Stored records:

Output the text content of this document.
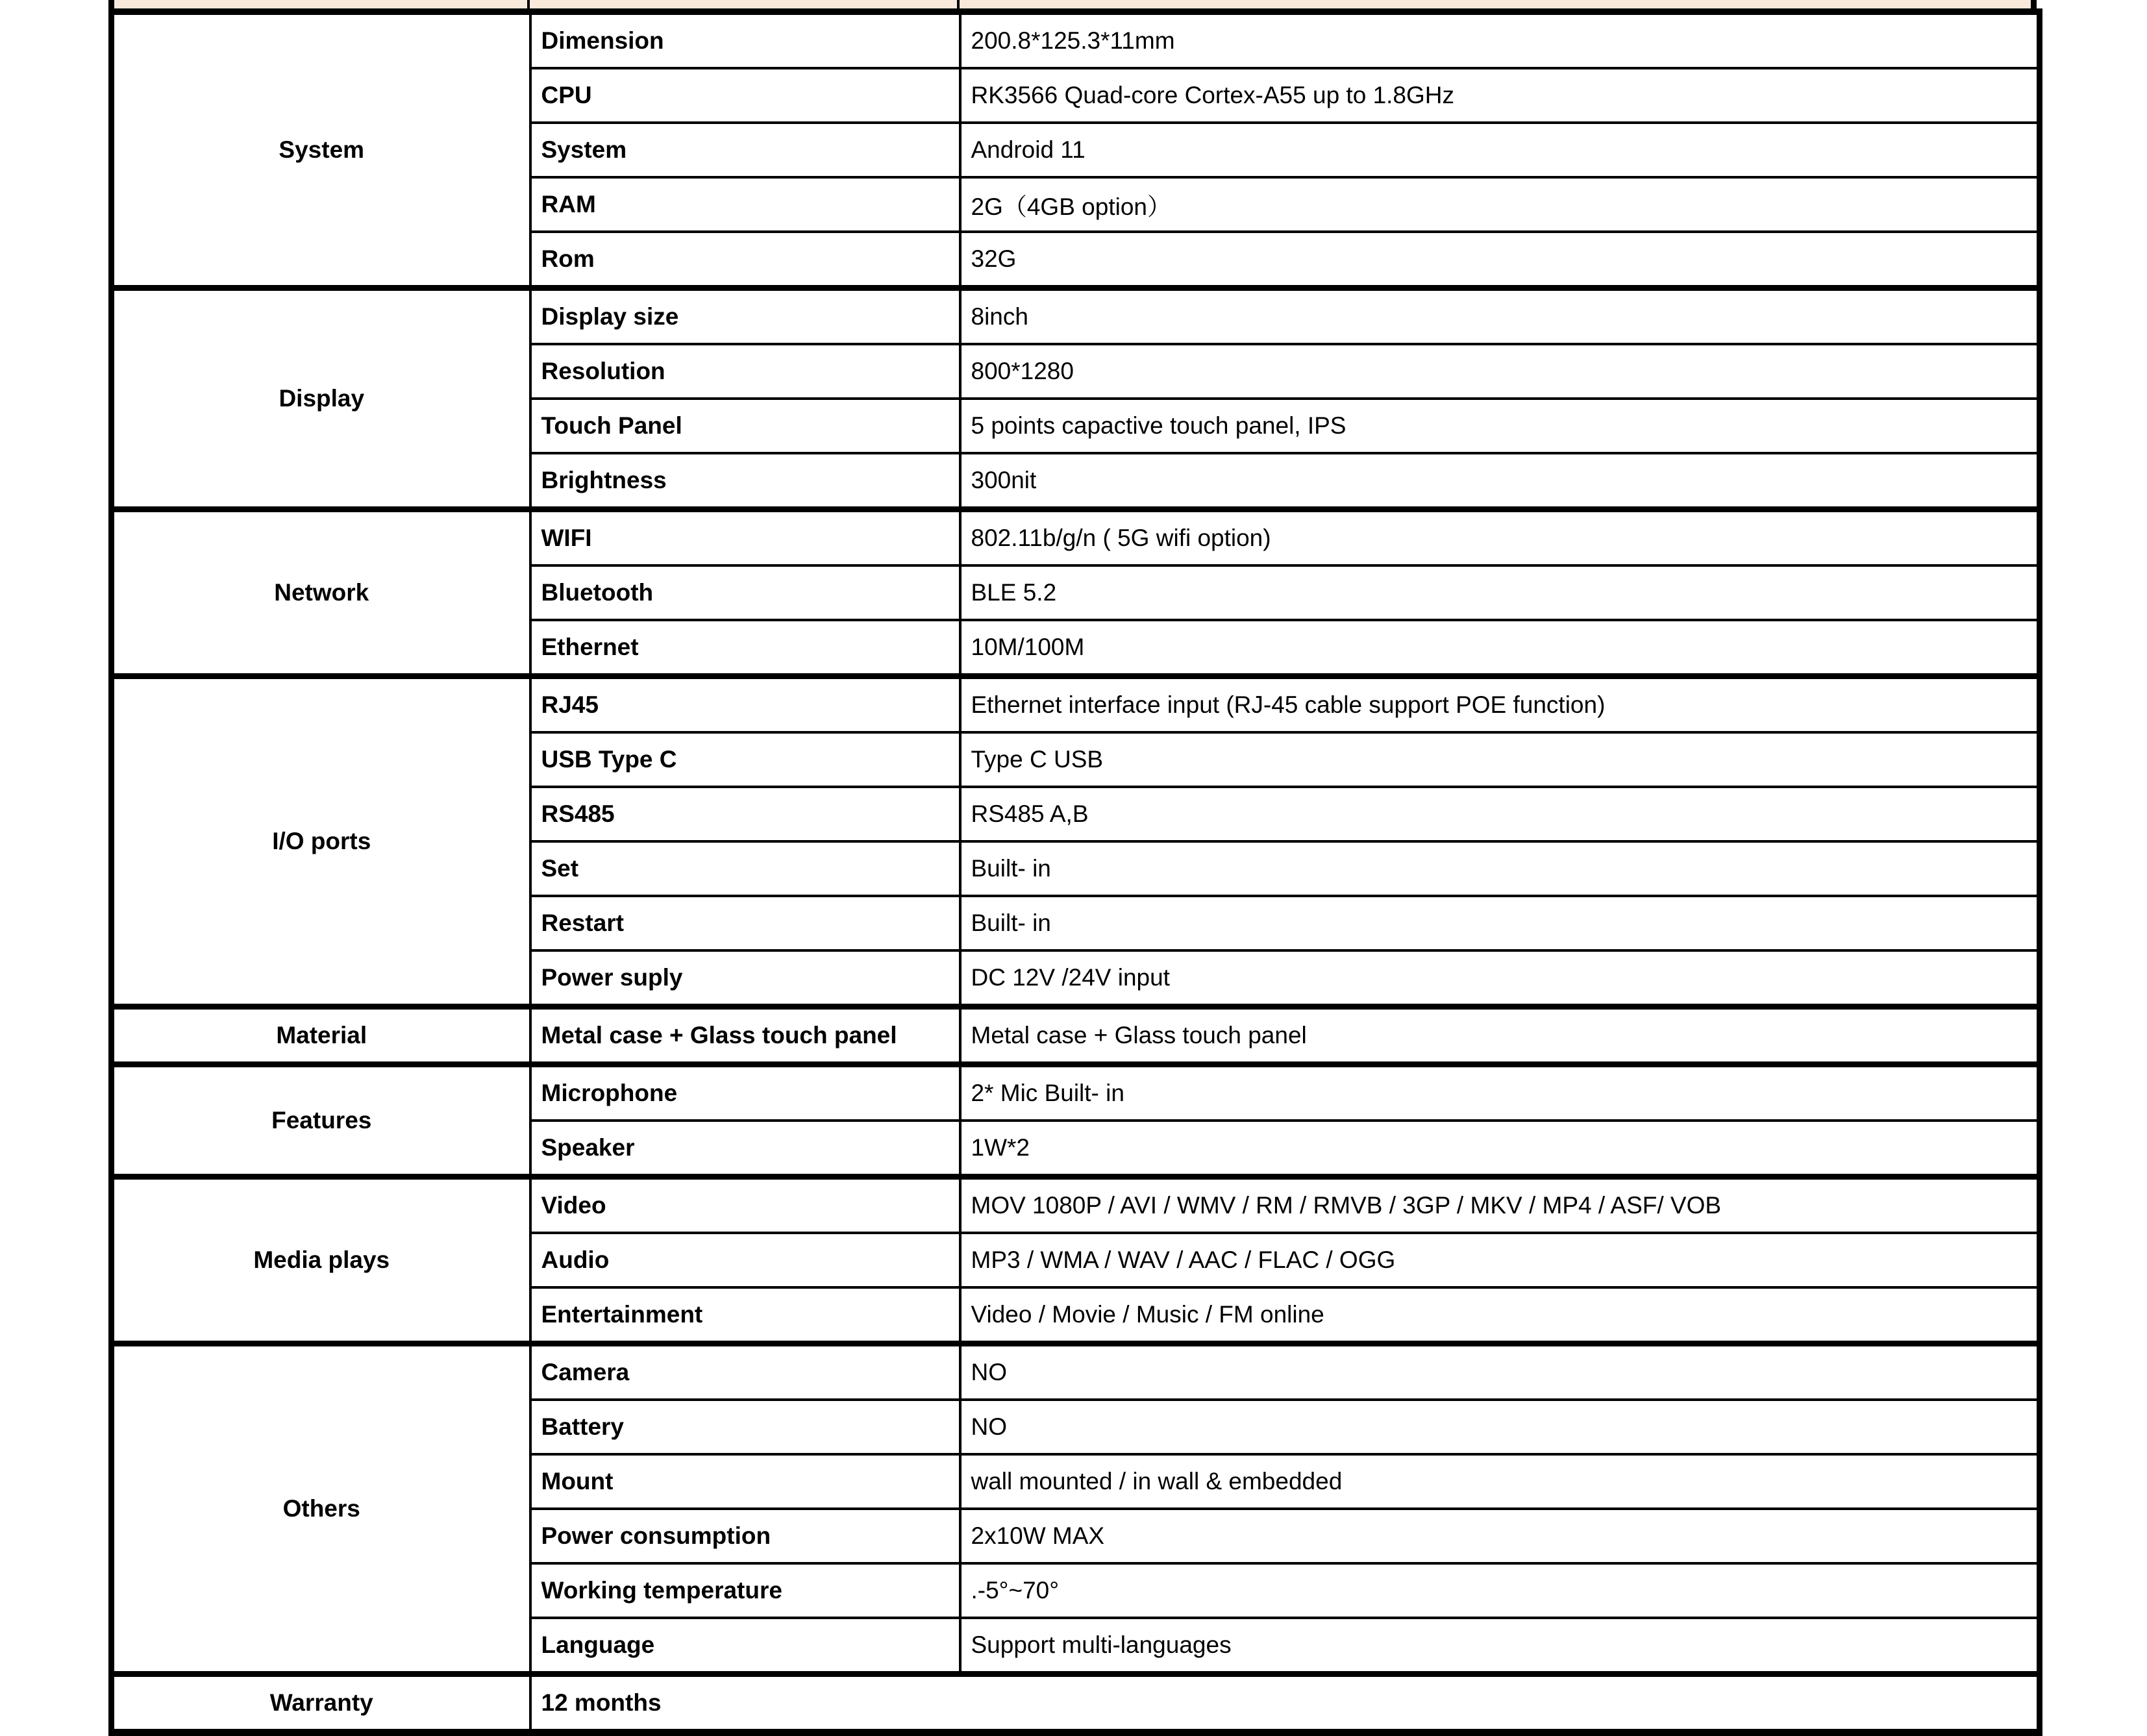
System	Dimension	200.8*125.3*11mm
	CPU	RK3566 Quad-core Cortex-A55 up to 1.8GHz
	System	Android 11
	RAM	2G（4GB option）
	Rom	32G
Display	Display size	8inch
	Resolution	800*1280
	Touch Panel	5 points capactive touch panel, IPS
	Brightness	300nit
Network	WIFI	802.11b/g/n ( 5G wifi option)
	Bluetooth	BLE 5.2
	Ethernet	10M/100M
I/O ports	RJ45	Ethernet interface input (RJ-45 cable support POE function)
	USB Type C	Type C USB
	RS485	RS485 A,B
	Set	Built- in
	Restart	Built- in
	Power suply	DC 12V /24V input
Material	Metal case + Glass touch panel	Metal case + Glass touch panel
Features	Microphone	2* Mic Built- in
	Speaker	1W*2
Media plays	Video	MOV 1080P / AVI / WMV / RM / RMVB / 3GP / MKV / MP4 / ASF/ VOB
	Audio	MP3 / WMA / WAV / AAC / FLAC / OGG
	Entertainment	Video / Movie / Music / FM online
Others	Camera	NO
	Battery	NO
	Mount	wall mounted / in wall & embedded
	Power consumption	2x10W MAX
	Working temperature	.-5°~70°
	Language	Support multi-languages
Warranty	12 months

---

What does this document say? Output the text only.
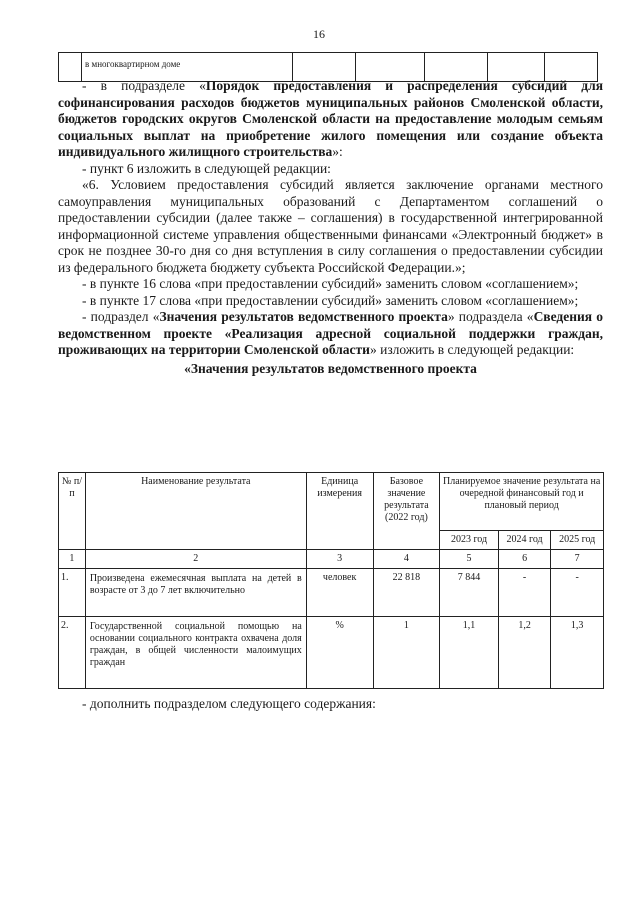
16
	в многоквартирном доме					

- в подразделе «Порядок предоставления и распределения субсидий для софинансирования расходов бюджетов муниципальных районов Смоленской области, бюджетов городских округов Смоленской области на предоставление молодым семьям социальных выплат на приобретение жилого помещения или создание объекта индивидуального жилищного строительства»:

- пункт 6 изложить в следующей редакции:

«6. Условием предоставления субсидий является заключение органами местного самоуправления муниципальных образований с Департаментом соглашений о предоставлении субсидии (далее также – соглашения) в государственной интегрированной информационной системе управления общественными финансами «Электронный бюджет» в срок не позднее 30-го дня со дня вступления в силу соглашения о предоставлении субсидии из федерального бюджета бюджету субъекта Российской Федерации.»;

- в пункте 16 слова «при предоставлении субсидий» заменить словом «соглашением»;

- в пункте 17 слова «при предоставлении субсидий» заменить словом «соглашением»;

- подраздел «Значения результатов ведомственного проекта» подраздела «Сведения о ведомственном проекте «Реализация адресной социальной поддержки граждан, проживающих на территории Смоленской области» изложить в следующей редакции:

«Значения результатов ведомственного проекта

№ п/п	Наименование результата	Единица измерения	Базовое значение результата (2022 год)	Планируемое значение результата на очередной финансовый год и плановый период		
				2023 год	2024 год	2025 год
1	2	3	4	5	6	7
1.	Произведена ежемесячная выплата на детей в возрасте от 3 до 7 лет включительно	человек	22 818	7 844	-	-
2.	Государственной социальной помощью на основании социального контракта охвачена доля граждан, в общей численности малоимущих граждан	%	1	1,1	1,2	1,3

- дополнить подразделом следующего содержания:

WHAT YOU ARE ASKED TO DO: Show every line that contains the word "муниципальных".

IN RESPONSE:
- в подразделе «Порядок предоставления и распределения субсидий для софинансирования расходов бюджетов муниципальных районов Смоленской области, бюджетов городских округов Смоленской области на предоставление молодым семьям социальных выплат на приобретение жилого помещения или создание объекта индивидуального жилищного строительства»:
«6. Условием предоставления субсидий является заключение органами местного самоуправления муниципальных образований с Департаментом соглашений о предоставлении субсидии (далее также – соглашения) в государственной интегрированной информационной системе управления общественными финансами «Электронный бюджет» в срок не позднее 30-го дня со дня вступления в силу соглашения о предоставлении субсидии из федерального бюджета бюджету субъекта Российской Федерации.»;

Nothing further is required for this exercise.